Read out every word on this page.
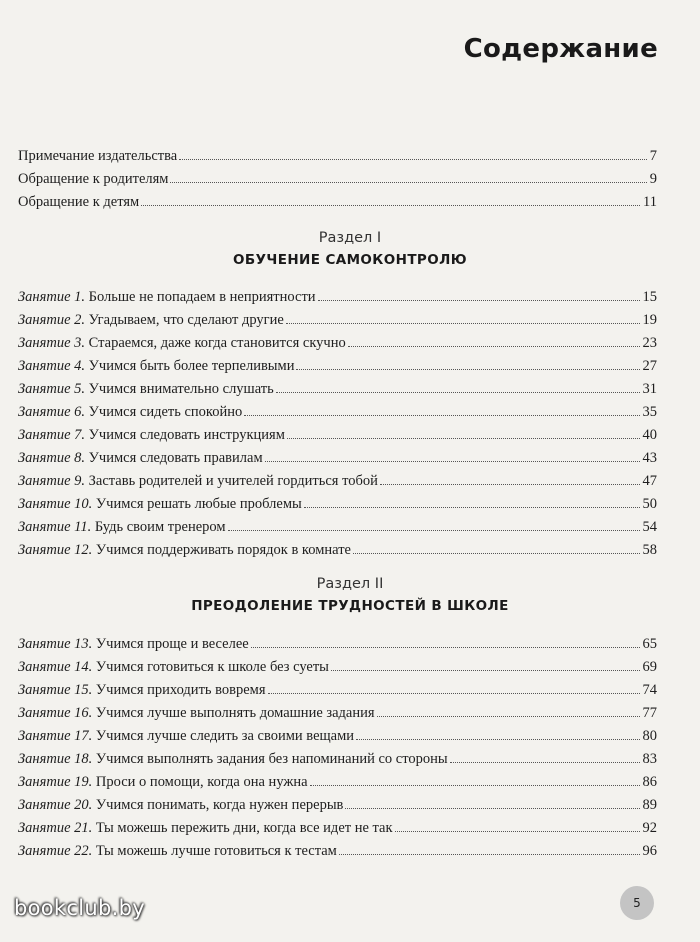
Содержание
Примечание издательства	7
Обращение к родителям	9
Обращение к детям	11
Раздел I
ОБУЧЕНИЕ САМОКОНТРОЛЮ
Занятие 1. Больше не попадаем в неприятности	15
Занятие 2. Угадываем, что сделают другие	19
Занятие 3. Стараемся, даже когда становится скучно	23
Занятие 4. Учимся быть более терпеливыми	27
Занятие 5. Учимся внимательно слушать	31
Занятие 6. Учимся сидеть спокойно	35
Занятие 7. Учимся следовать инструкциям	40
Занятие 8. Учимся следовать правилам	43
Занятие 9. Заставь родителей и учителей гордиться тобой	47
Занятие 10. Учимся решать любые проблемы	50
Занятие 11. Будь своим тренером	54
Занятие 12. Учимся поддерживать порядок в комнате	58
Раздел II
ПРЕОДОЛЕНИЕ ТРУДНОСТЕЙ В ШКОЛЕ
Занятие 13. Учимся проще и веселее	65
Занятие 14. Учимся готовиться к школе без суеты	69
Занятие 15. Учимся приходить вовремя	74
Занятие 16. Учимся лучше выполнять домашние задания	77
Занятие 17. Учимся лучше следить за своими вещами	80
Занятие 18. Учимся выполнять задания без напоминаний со стороны	83
Занятие 19. Проси о помощи, когда она нужна	86
Занятие 20. Учимся понимать, когда нужен перерыв	89
Занятие 21. Ты можешь пережить дни, когда все идет не так	92
Занятие 22. Ты можешь лучше готовиться к тестам	96
bookclub.by	5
━━━━━━━━
§ TASK INSTRUCTIONS:
Set out every line from the material that contains the string "выполнять".

§ SOLUTION:
Занятие 16. Учимся лучше выполнять домашние задания	77
Занятие 18. Учимся выполнять задания без напоминаний со стороны	83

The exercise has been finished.